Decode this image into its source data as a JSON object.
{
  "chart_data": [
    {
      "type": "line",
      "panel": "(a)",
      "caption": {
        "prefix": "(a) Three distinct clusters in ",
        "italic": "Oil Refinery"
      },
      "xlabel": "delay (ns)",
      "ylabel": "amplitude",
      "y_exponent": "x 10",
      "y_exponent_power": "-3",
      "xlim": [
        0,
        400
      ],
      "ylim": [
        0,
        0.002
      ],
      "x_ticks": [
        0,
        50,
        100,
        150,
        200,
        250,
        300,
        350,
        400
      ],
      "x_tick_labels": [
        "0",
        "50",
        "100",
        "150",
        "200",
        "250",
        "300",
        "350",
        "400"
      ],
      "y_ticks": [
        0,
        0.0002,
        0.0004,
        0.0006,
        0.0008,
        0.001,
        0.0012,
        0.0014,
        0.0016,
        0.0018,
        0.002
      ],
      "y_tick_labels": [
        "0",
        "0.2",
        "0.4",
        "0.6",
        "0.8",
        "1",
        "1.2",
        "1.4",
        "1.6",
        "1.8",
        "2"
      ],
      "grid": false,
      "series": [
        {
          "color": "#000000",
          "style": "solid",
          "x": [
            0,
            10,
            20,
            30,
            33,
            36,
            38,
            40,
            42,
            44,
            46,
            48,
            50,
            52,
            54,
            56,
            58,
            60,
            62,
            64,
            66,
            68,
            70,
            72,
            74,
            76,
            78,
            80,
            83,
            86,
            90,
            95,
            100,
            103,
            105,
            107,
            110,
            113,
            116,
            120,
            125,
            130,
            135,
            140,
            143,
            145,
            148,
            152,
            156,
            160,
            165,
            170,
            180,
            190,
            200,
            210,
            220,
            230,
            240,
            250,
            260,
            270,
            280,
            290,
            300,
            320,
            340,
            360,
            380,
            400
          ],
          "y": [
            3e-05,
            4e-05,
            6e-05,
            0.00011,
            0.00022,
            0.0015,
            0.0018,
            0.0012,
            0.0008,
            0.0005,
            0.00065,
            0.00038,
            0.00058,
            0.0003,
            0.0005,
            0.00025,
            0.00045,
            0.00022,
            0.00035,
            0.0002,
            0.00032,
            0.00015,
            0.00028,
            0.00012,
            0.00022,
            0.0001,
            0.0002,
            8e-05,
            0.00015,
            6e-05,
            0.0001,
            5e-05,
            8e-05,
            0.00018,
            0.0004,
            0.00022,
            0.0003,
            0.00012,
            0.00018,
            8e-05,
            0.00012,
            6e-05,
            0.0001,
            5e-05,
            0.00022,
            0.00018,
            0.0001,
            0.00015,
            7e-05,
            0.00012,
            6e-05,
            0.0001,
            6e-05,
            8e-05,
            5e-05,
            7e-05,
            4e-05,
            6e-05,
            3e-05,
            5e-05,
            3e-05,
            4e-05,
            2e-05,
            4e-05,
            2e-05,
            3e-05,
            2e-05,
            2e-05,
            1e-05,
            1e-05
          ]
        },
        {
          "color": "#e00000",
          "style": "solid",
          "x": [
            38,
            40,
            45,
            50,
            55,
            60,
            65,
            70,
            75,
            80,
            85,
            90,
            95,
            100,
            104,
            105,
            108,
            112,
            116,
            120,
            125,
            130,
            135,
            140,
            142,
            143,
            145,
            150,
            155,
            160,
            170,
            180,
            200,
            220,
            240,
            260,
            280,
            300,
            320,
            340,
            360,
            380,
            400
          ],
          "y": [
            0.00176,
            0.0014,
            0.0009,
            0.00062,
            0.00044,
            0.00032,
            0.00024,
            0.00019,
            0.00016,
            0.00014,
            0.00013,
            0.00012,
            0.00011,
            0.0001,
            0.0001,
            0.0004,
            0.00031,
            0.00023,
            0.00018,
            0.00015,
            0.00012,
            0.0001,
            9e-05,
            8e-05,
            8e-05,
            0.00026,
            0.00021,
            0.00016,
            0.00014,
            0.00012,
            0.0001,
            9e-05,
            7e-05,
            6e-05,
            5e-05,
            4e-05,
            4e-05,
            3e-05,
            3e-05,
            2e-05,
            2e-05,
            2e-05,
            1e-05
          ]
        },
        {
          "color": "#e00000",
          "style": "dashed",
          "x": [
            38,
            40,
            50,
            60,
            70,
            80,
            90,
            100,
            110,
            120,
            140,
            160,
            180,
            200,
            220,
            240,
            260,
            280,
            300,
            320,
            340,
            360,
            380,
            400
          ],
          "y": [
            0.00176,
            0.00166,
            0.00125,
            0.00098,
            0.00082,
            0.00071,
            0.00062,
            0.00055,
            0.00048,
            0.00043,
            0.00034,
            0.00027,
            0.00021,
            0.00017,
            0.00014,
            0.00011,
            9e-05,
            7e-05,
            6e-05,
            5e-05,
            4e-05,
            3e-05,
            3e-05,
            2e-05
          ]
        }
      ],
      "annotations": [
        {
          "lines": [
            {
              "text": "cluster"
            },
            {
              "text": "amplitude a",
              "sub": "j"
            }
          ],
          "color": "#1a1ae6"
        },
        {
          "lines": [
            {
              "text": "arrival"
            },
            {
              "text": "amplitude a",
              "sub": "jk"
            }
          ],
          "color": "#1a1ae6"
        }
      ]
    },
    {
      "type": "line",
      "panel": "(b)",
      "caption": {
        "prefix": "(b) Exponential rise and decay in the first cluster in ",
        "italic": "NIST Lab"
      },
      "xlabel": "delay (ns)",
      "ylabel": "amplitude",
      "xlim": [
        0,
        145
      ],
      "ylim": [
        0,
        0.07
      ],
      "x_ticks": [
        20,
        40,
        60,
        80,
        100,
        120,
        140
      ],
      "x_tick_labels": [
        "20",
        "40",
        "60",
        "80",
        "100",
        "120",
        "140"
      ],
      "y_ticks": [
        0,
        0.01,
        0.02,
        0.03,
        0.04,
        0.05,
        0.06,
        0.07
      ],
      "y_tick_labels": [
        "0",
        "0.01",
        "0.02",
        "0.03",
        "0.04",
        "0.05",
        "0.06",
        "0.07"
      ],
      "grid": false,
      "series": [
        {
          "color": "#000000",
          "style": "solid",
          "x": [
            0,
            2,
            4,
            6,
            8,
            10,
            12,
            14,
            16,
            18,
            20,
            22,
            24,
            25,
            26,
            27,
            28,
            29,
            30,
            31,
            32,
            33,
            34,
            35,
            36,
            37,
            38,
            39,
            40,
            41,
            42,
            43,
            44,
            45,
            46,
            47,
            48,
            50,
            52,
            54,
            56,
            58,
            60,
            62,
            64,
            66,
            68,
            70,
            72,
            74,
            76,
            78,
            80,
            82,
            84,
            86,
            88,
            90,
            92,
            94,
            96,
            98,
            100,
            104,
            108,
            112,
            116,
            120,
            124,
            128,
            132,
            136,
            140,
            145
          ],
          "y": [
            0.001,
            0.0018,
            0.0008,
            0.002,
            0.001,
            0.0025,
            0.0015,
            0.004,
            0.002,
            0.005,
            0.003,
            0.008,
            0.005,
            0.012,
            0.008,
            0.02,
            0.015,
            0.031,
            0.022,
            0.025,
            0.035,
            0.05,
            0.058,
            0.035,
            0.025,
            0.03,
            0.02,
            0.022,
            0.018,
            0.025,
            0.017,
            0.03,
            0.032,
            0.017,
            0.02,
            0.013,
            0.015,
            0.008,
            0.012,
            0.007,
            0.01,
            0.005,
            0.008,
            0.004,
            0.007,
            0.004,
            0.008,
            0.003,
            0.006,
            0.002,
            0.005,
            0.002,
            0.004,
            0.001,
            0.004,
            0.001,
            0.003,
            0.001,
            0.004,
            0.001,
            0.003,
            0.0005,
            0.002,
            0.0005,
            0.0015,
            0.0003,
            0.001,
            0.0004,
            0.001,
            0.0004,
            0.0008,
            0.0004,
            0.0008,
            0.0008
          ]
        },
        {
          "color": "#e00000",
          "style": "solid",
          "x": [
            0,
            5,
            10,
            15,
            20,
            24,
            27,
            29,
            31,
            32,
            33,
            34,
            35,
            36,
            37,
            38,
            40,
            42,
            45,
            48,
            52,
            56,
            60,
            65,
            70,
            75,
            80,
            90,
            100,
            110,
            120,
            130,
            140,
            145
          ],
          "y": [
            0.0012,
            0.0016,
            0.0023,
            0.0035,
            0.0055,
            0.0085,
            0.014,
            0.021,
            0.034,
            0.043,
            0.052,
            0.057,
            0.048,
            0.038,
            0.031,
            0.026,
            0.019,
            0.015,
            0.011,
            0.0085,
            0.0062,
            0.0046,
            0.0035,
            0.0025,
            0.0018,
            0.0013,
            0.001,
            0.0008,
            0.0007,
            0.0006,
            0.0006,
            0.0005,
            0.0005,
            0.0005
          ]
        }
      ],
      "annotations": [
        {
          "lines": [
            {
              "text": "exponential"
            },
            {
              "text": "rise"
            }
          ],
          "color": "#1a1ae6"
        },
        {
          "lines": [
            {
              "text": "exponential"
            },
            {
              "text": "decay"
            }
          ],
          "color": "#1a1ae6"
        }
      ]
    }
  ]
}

WHAT YOU HAVE TO DO: Show the lines of the material that contain the word "decay".

ANSWER TO THE TASK:
        "prefix": "(b) Exponential rise and decay in the first cluster in ",
              "text": "decay"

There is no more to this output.